§ **Extracted records**
┌────────

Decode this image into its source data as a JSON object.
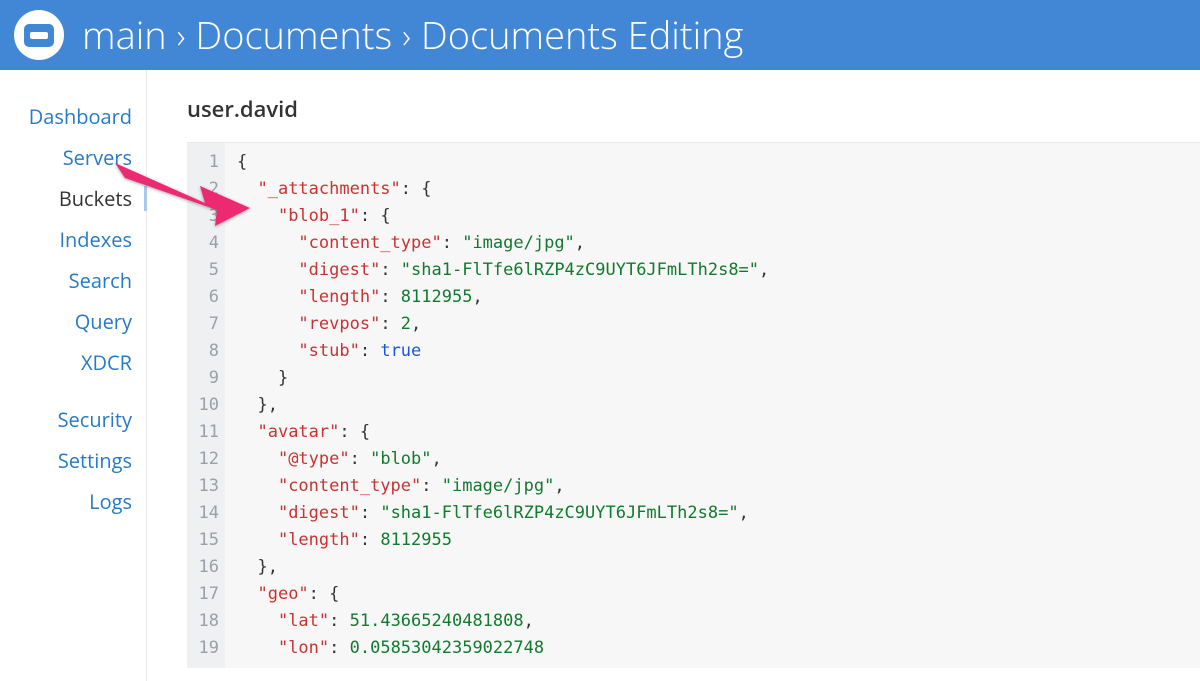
{
  "header": {
    "breadcrumb": [
      "main",
      "Documents",
      "Documents Editing"
    ]
  },
  "sidebar": {
    "items": [
      {
        "label": "Dashboard",
        "active": false
      },
      {
        "label": "Servers",
        "active": false
      },
      {
        "label": "Buckets",
        "active": true
      },
      {
        "label": "Indexes",
        "active": false
      },
      {
        "label": "Search",
        "active": false
      },
      {
        "label": "Query",
        "active": false
      },
      {
        "label": "XDCR",
        "active": false
      }
    ],
    "items2": [
      {
        "label": "Security",
        "active": false
      },
      {
        "label": "Settings",
        "active": false
      },
      {
        "label": "Logs",
        "active": false
      }
    ]
  },
  "document": {
    "title": "user.david",
    "lines": [
      {
        "n": "1",
        "tokens": [
          {
            "t": "{",
            "c": "p"
          }
        ]
      },
      {
        "n": "2",
        "tokens": [
          {
            "t": "  ",
            "c": "p"
          },
          {
            "t": "\"_attachments\"",
            "c": "k"
          },
          {
            "t": ": {",
            "c": "p"
          }
        ]
      },
      {
        "n": "3",
        "tokens": [
          {
            "t": "    ",
            "c": "p"
          },
          {
            "t": "\"blob_1\"",
            "c": "k"
          },
          {
            "t": ": {",
            "c": "p"
          }
        ]
      },
      {
        "n": "4",
        "tokens": [
          {
            "t": "      ",
            "c": "p"
          },
          {
            "t": "\"content_type\"",
            "c": "k"
          },
          {
            "t": ": ",
            "c": "p"
          },
          {
            "t": "\"image/jpg\"",
            "c": "s"
          },
          {
            "t": ",",
            "c": "p"
          }
        ]
      },
      {
        "n": "5",
        "tokens": [
          {
            "t": "      ",
            "c": "p"
          },
          {
            "t": "\"digest\"",
            "c": "k"
          },
          {
            "t": ": ",
            "c": "p"
          },
          {
            "t": "\"sha1-FlTfe6lRZP4zC9UYT6JFmLTh2s8=\"",
            "c": "s"
          },
          {
            "t": ",",
            "c": "p"
          }
        ]
      },
      {
        "n": "6",
        "tokens": [
          {
            "t": "      ",
            "c": "p"
          },
          {
            "t": "\"length\"",
            "c": "k"
          },
          {
            "t": ": ",
            "c": "p"
          },
          {
            "t": "8112955",
            "c": "n"
          },
          {
            "t": ",",
            "c": "p"
          }
        ]
      },
      {
        "n": "7",
        "tokens": [
          {
            "t": "      ",
            "c": "p"
          },
          {
            "t": "\"revpos\"",
            "c": "k"
          },
          {
            "t": ": ",
            "c": "p"
          },
          {
            "t": "2",
            "c": "n"
          },
          {
            "t": ",",
            "c": "p"
          }
        ]
      },
      {
        "n": "8",
        "tokens": [
          {
            "t": "      ",
            "c": "p"
          },
          {
            "t": "\"stub\"",
            "c": "k"
          },
          {
            "t": ": ",
            "c": "p"
          },
          {
            "t": "true",
            "c": "b"
          }
        ]
      },
      {
        "n": "9",
        "tokens": [
          {
            "t": "    }",
            "c": "p"
          }
        ]
      },
      {
        "n": "10",
        "tokens": [
          {
            "t": "  },",
            "c": "p"
          }
        ]
      },
      {
        "n": "11",
        "tokens": [
          {
            "t": "  ",
            "c": "p"
          },
          {
            "t": "\"avatar\"",
            "c": "k"
          },
          {
            "t": ": {",
            "c": "p"
          }
        ]
      },
      {
        "n": "12",
        "tokens": [
          {
            "t": "    ",
            "c": "p"
          },
          {
            "t": "\"@type\"",
            "c": "k"
          },
          {
            "t": ": ",
            "c": "p"
          },
          {
            "t": "\"blob\"",
            "c": "s"
          },
          {
            "t": ",",
            "c": "p"
          }
        ]
      },
      {
        "n": "13",
        "tokens": [
          {
            "t": "    ",
            "c": "p"
          },
          {
            "t": "\"content_type\"",
            "c": "k"
          },
          {
            "t": ": ",
            "c": "p"
          },
          {
            "t": "\"image/jpg\"",
            "c": "s"
          },
          {
            "t": ",",
            "c": "p"
          }
        ]
      },
      {
        "n": "14",
        "tokens": [
          {
            "t": "    ",
            "c": "p"
          },
          {
            "t": "\"digest\"",
            "c": "k"
          },
          {
            "t": ": ",
            "c": "p"
          },
          {
            "t": "\"sha1-FlTfe6lRZP4zC9UYT6JFmLTh2s8=\"",
            "c": "s"
          },
          {
            "t": ",",
            "c": "p"
          }
        ]
      },
      {
        "n": "15",
        "tokens": [
          {
            "t": "    ",
            "c": "p"
          },
          {
            "t": "\"length\"",
            "c": "k"
          },
          {
            "t": ": ",
            "c": "p"
          },
          {
            "t": "8112955",
            "c": "n"
          }
        ]
      },
      {
        "n": "16",
        "tokens": [
          {
            "t": "  },",
            "c": "p"
          }
        ]
      },
      {
        "n": "17",
        "tokens": [
          {
            "t": "  ",
            "c": "p"
          },
          {
            "t": "\"geo\"",
            "c": "k"
          },
          {
            "t": ": {",
            "c": "p"
          }
        ]
      },
      {
        "n": "18",
        "tokens": [
          {
            "t": "    ",
            "c": "p"
          },
          {
            "t": "\"lat\"",
            "c": "k"
          },
          {
            "t": ": ",
            "c": "p"
          },
          {
            "t": "51.43665240481808",
            "c": "n"
          },
          {
            "t": ",",
            "c": "p"
          }
        ]
      },
      {
        "n": "19",
        "tokens": [
          {
            "t": "    ",
            "c": "p"
          },
          {
            "t": "\"lon\"",
            "c": "k"
          },
          {
            "t": ": ",
            "c": "p"
          },
          {
            "t": "0.05853042359022748",
            "c": "n"
          }
        ]
      }
    ]
  },
  "annotation": {
    "color": "#ec2a72"
  }
}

└────────

§ **TASK INSTRUCTIONS**
Reproduce all of the data exactly, omitting each picture it holds.

§ **EXERCISE ANSWER**
Decode this image into its source data as a JSON object.
{
  "header": {
    "breadcrumb": [
      "main",
      "Documents",
      "Documents Editing"
    ]
  },
  "sidebar": {
    "items": [
      {
        "label": "Dashboard",
        "active": false
      },
      {
        "label": "Servers",
        "active": false
      },
      {
        "label": "Buckets",
        "active": true
      },
      {
        "label": "Indexes",
        "active": false
      },
      {
        "label": "Search",
        "active": false
      },
      {
        "label": "Query",
        "active": false
      },
      {
        "label": "XDCR",
        "active": false
      }
    ],
    "items2": [
      {
        "label": "Security",
        "active": false
      },
      {
        "label": "Settings",
        "active": false
      },
      {
        "label": "Logs",
        "active": false
      }
    ]
  },
  "document": {
    "title": "user.david",
    "lines": [
      {
        "n": "1",
        "tokens": [
          {
            "t": "{",
            "c": "p"
          }
        ]
      },
      {
        "n": "2",
        "tokens": [
          {
            "t": "  ",
            "c": "p"
          },
          {
            "t": "\"_attachments\"",
            "c": "k"
          },
          {
            "t": ": {",
            "c": "p"
          }
        ]
      },
      {
        "n": "3",
        "tokens": [
          {
            "t": "    ",
            "c": "p"
          },
          {
            "t": "\"blob_1\"",
            "c": "k"
          },
          {
            "t": ": {",
            "c": "p"
          }
        ]
      },
      {
        "n": "4",
        "tokens": [
          {
            "t": "      ",
            "c": "p"
          },
          {
            "t": "\"content_type\"",
            "c": "k"
          },
          {
            "t": ": ",
            "c": "p"
          },
          {
            "t": "\"image/jpg\"",
            "c": "s"
          },
          {
            "t": ",",
            "c": "p"
          }
        ]
      },
      {
        "n": "5",
        "tokens": [
          {
            "t": "      ",
            "c": "p"
          },
          {
            "t": "\"digest\"",
            "c": "k"
          },
          {
            "t": ": ",
            "c": "p"
          },
          {
            "t": "\"sha1-FlTfe6lRZP4zC9UYT6JFmLTh2s8=\"",
            "c": "s"
          },
          {
            "t": ",",
            "c": "p"
          }
        ]
      },
      {
        "n": "6",
        "tokens": [
          {
            "t": "      ",
            "c": "p"
          },
          {
            "t": "\"length\"",
            "c": "k"
          },
          {
            "t": ": ",
            "c": "p"
          },
          {
            "t": "8112955",
            "c": "n"
          },
          {
            "t": ",",
            "c": "p"
          }
        ]
      },
      {
        "n": "7",
        "tokens": [
          {
            "t": "      ",
            "c": "p"
          },
          {
            "t": "\"revpos\"",
            "c": "k"
          },
          {
            "t": ": ",
            "c": "p"
          },
          {
            "t": "2",
            "c": "n"
          },
          {
            "t": ",",
            "c": "p"
          }
        ]
      },
      {
        "n": "8",
        "tokens": [
          {
            "t": "      ",
            "c": "p"
          },
          {
            "t": "\"stub\"",
            "c": "k"
          },
          {
            "t": ": ",
            "c": "p"
          },
          {
            "t": "true",
            "c": "b"
          }
        ]
      },
      {
        "n": "9",
        "tokens": [
          {
            "t": "    }",
            "c": "p"
          }
        ]
      },
      {
        "n": "10",
        "tokens": [
          {
            "t": "  },",
            "c": "p"
          }
        ]
      },
      {
        "n": "11",
        "tokens": [
          {
            "t": "  ",
            "c": "p"
          },
          {
            "t": "\"avatar\"",
            "c": "k"
          },
          {
            "t": ": {",
            "c": "p"
          }
        ]
      },
      {
        "n": "12",
        "tokens": [
          {
            "t": "    ",
            "c": "p"
          },
          {
            "t": "\"@type\"",
            "c": "k"
          },
          {
            "t": ": ",
            "c": "p"
          },
          {
            "t": "\"blob\"",
            "c": "s"
          },
          {
            "t": ",",
            "c": "p"
          }
        ]
      },
      {
        "n": "13",
        "tokens": [
          {
            "t": "    ",
            "c": "p"
          },
          {
            "t": "\"content_type\"",
            "c": "k"
          },
          {
            "t": ": ",
            "c": "p"
          },
          {
            "t": "\"image/jpg\"",
            "c": "s"
          },
          {
            "t": ",",
            "c": "p"
          }
        ]
      },
      {
        "n": "14",
        "tokens": [
          {
            "t": "    ",
            "c": "p"
          },
          {
            "t": "\"digest\"",
            "c": "k"
          },
          {
            "t": ": ",
            "c": "p"
          },
          {
            "t": "\"sha1-FlTfe6lRZP4zC9UYT6JFmLTh2s8=\"",
            "c": "s"
          },
          {
            "t": ",",
            "c": "p"
          }
        ]
      },
      {
        "n": "15",
        "tokens": [
          {
            "t": "    ",
            "c": "p"
          },
          {
            "t": "\"length\"",
            "c": "k"
          },
          {
            "t": ": ",
            "c": "p"
          },
          {
            "t": "8112955",
            "c": "n"
          }
        ]
      },
      {
        "n": "16",
        "tokens": [
          {
            "t": "  },",
            "c": "p"
          }
        ]
      },
      {
        "n": "17",
        "tokens": [
          {
            "t": "  ",
            "c": "p"
          },
          {
            "t": "\"geo\"",
            "c": "k"
          },
          {
            "t": ": {",
            "c": "p"
          }
        ]
      },
      {
        "n": "18",
        "tokens": [
          {
            "t": "    ",
            "c": "p"
          },
          {
            "t": "\"lat\"",
            "c": "k"
          },
          {
            "t": ": ",
            "c": "p"
          },
          {
            "t": "51.43665240481808",
            "c": "n"
          },
          {
            "t": ",",
            "c": "p"
          }
        ]
      },
      {
        "n": "19",
        "tokens": [
          {
            "t": "    ",
            "c": "p"
          },
          {
            "t": "\"lon\"",
            "c": "k"
          },
          {
            "t": ": ",
            "c": "p"
          },
          {
            "t": "0.05853042359022748",
            "c": "n"
          }
        ]
      }
    ]
  },
  "annotation": {
    "color": "#ec2a72"
  }
}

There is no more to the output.